Reproduce the following data verbatim, line for line.

Data in this exercise
-- -- --

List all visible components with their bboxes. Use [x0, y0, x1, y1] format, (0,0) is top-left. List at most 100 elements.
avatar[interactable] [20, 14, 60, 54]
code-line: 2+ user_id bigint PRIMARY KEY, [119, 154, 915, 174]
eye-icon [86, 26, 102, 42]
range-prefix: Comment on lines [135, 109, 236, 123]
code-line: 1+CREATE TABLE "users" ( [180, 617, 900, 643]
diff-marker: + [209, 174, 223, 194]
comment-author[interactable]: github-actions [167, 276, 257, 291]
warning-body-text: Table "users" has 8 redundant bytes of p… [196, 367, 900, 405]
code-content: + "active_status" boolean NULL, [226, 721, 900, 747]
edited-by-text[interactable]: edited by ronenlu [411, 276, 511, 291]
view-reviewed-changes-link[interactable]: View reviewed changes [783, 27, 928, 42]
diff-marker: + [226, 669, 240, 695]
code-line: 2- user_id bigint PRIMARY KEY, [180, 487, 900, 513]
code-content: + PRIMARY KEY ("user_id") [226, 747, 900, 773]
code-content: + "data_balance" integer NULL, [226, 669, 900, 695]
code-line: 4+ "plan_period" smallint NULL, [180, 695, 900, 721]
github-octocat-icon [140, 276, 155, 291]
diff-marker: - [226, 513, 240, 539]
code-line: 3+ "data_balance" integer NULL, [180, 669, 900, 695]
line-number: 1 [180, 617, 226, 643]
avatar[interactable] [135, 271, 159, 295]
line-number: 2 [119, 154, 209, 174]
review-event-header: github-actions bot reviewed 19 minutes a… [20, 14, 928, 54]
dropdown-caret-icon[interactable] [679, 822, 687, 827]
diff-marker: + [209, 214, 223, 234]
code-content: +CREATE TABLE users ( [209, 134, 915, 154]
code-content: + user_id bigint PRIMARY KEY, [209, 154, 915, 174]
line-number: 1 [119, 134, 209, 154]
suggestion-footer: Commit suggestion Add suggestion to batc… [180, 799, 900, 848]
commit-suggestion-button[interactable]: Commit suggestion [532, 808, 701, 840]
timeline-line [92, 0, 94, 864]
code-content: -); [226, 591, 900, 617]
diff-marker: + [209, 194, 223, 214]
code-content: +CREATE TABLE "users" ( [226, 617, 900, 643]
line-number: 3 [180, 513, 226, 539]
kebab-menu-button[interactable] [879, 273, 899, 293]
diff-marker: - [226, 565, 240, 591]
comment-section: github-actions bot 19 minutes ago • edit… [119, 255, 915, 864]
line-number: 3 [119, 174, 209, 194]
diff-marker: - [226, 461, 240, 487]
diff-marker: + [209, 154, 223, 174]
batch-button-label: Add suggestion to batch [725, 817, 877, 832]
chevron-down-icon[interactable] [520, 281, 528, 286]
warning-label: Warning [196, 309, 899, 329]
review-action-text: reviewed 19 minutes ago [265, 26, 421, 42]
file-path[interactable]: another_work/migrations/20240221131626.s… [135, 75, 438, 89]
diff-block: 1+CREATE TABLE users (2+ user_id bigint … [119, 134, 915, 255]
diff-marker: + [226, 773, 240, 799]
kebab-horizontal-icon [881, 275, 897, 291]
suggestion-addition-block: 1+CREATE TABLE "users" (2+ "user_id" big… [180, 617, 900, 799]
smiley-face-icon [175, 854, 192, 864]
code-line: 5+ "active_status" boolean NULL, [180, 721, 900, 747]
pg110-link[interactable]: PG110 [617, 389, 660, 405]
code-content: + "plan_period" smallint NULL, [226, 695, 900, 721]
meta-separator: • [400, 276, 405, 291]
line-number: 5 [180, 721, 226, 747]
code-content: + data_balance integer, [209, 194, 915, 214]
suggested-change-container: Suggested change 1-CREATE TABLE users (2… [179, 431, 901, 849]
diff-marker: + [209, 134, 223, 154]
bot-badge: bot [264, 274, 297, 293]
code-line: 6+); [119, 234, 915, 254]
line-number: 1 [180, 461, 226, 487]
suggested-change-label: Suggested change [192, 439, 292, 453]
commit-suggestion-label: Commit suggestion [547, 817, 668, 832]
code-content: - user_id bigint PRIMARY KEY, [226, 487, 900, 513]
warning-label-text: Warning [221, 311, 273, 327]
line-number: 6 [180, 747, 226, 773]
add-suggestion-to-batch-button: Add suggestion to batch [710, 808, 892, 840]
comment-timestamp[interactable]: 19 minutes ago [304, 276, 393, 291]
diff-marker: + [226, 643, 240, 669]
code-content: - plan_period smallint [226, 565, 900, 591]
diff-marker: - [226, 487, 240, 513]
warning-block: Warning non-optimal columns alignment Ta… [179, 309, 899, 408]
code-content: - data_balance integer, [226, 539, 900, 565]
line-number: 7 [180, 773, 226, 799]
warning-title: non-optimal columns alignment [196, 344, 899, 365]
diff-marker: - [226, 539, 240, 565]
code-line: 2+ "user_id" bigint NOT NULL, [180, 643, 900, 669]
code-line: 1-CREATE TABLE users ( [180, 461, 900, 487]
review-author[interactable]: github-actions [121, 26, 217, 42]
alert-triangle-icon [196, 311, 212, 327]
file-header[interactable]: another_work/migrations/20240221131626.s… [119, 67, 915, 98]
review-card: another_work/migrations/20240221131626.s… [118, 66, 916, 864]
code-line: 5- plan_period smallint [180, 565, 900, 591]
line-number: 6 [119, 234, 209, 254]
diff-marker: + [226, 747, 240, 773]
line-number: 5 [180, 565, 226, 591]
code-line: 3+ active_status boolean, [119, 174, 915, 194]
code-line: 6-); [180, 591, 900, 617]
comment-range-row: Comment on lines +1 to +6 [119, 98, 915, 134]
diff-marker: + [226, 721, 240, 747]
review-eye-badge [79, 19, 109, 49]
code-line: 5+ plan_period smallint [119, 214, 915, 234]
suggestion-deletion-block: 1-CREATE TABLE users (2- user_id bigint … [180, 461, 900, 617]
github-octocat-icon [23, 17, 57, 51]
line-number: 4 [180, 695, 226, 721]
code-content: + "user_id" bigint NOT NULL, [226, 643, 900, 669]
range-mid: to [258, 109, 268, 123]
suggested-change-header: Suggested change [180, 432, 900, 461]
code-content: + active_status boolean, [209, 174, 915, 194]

-- -- --

Answer for the task
List all visible components with their bboxes. Use [x0, y0, x1, y1] format, (0,0) is top-left. List at most 100 elements.
avatar[interactable] [20, 14, 60, 54]
code-line: 2+ user_id bigint PRIMARY KEY, [119, 154, 915, 174]
eye-icon [86, 26, 102, 42]
range-prefix: Comment on lines [135, 109, 236, 123]
code-line: 1+CREATE TABLE "users" ( [180, 617, 900, 643]
diff-marker: + [209, 174, 223, 194]
comment-author[interactable]: github-actions [167, 276, 257, 291]
warning-body-text: Table "users" has 8 redundant bytes of p… [196, 367, 900, 405]
code-content: + "active_status" boolean NULL, [226, 721, 900, 747]
edited-by-text[interactable]: edited by ronenlu [411, 276, 511, 291]
view-reviewed-changes-link[interactable]: View reviewed changes [783, 27, 928, 42]
diff-marker: + [226, 669, 240, 695]
code-line: 2- user_id bigint PRIMARY KEY, [180, 487, 900, 513]
code-content: + PRIMARY KEY ("user_id") [226, 747, 900, 773]
code-content: + "data_balance" integer NULL, [226, 669, 900, 695]
code-line: 4+ "plan_period" smallint NULL, [180, 695, 900, 721]
github-octocat-icon [140, 276, 155, 291]
diff-marker: - [226, 513, 240, 539]
code-line: 3+ "data_balance" integer NULL, [180, 669, 900, 695]
line-number: 1 [180, 617, 226, 643]
avatar[interactable] [135, 271, 159, 295]
line-number: 2 [119, 154, 209, 174]
review-event-header: github-actions bot reviewed 19 minutes a… [20, 14, 928, 54]
dropdown-caret-icon[interactable] [679, 822, 687, 827]
diff-marker: + [209, 214, 223, 234]
code-content: +CREATE TABLE users ( [209, 134, 915, 154]
code-content: + user_id bigint PRIMARY KEY, [209, 154, 915, 174]
line-number: 1 [119, 134, 209, 154]
suggestion-footer: Commit suggestion Add suggestion to batc… [180, 799, 900, 848]
commit-suggestion-button[interactable]: Commit suggestion [532, 808, 701, 840]
timeline-line [92, 0, 94, 864]
code-content: -); [226, 591, 900, 617]
diff-marker: + [209, 194, 223, 214]
code-content: +CREATE TABLE "users" ( [226, 617, 900, 643]
line-number: 3 [180, 513, 226, 539]
kebab-menu-button[interactable] [879, 273, 899, 293]
diff-marker: - [226, 565, 240, 591]
comment-section: github-actions bot 19 minutes ago • edit… [119, 255, 915, 864]
line-number: 3 [119, 174, 209, 194]
diff-marker: - [226, 461, 240, 487]
diff-marker: + [209, 154, 223, 174]
batch-button-label: Add suggestion to batch [725, 817, 877, 832]
chevron-down-icon[interactable] [520, 281, 528, 286]
warning-label: Warning [196, 309, 899, 329]
review-action-text: reviewed 19 minutes ago [265, 26, 421, 42]
file-path[interactable]: another_work/migrations/20240221131626.s… [135, 75, 438, 89]
diff-block: 1+CREATE TABLE users (2+ user_id bigint … [119, 134, 915, 255]
diff-marker: + [226, 773, 240, 799]
kebab-horizontal-icon [881, 275, 897, 291]
suggestion-addition-block: 1+CREATE TABLE "users" (2+ "user_id" big… [180, 617, 900, 799]
smiley-face-icon [175, 854, 192, 864]
code-line: 5+ "active_status" boolean NULL, [180, 721, 900, 747]
pg110-link[interactable]: PG110 [617, 389, 660, 405]
code-content: + "plan_period" smallint NULL, [226, 695, 900, 721]
meta-separator: • [400, 276, 405, 291]
line-number: 5 [180, 721, 226, 747]
code-content: + data_balance integer, [209, 194, 915, 214]
suggested-change-container: Suggested change 1-CREATE TABLE users (2… [179, 431, 901, 849]
diff-marker: + [209, 134, 223, 154]
bot-badge: bot [264, 274, 297, 293]
code-line: 6+); [119, 234, 915, 254]
line-number: 1 [180, 461, 226, 487]
suggested-change-label: Suggested change [192, 439, 292, 453]
commit-suggestion-label: Commit suggestion [547, 817, 668, 832]
code-content: - user_id bigint PRIMARY KEY, [226, 487, 900, 513]
warning-label-text: Warning [221, 311, 273, 327]
line-number: 6 [180, 747, 226, 773]
add-suggestion-to-batch-button: Add suggestion to batch [710, 808, 892, 840]
comment-timestamp[interactable]: 19 minutes ago [304, 276, 393, 291]
diff-marker: + [226, 643, 240, 669]
code-content: - plan_period smallint [226, 565, 900, 591]
diff-marker: - [226, 487, 240, 513]
warning-block: Warning non-optimal columns alignment Ta… [179, 309, 899, 408]
code-content: - data_balance integer, [226, 539, 900, 565]
line-number: 7 [180, 773, 226, 799]
warning-title: non-optimal columns alignment [196, 344, 899, 365]
diff-marker: - [226, 539, 240, 565]
code-line: 2+ "user_id" bigint NOT NULL, [180, 643, 900, 669]
code-line: 1-CREATE TABLE users ( [180, 461, 900, 487]
review-author[interactable]: github-actions [121, 26, 217, 42]
alert-triangle-icon [196, 311, 212, 327]
file-header[interactable]: another_work/migrations/20240221131626.s… [119, 67, 915, 98]
review-card: another_work/migrations/20240221131626.s… [118, 66, 916, 864]
code-line: 5- plan_period smallint [180, 565, 900, 591]
line-number: 6 [119, 234, 209, 254]
diff-marker: + [226, 747, 240, 773]
line-number: 5 [180, 565, 226, 591]
code-line: 3+ active_status boolean, [119, 174, 915, 194]
code-line: 6-); [180, 591, 900, 617]
comment-range-row: Comment on lines +1 to +6 [119, 98, 915, 134]
diff-marker: + [226, 721, 240, 747]
review-eye-badge [79, 19, 109, 49]
code-line: 5+ plan_period smallint [119, 214, 915, 234]
suggestion-deletion-block: 1-CREATE TABLE users (2- user_id bigint … [180, 461, 900, 617]
github-octocat-icon [23, 17, 57, 51]
line-number: 4 [180, 695, 226, 721]
code-content: + "user_id" bigint NOT NULL, [226, 643, 900, 669]
range-mid: to [258, 109, 268, 123]
suggested-change-header: Suggested change [180, 432, 900, 461]
code-content: + active_status boolean, [209, 174, 915, 194]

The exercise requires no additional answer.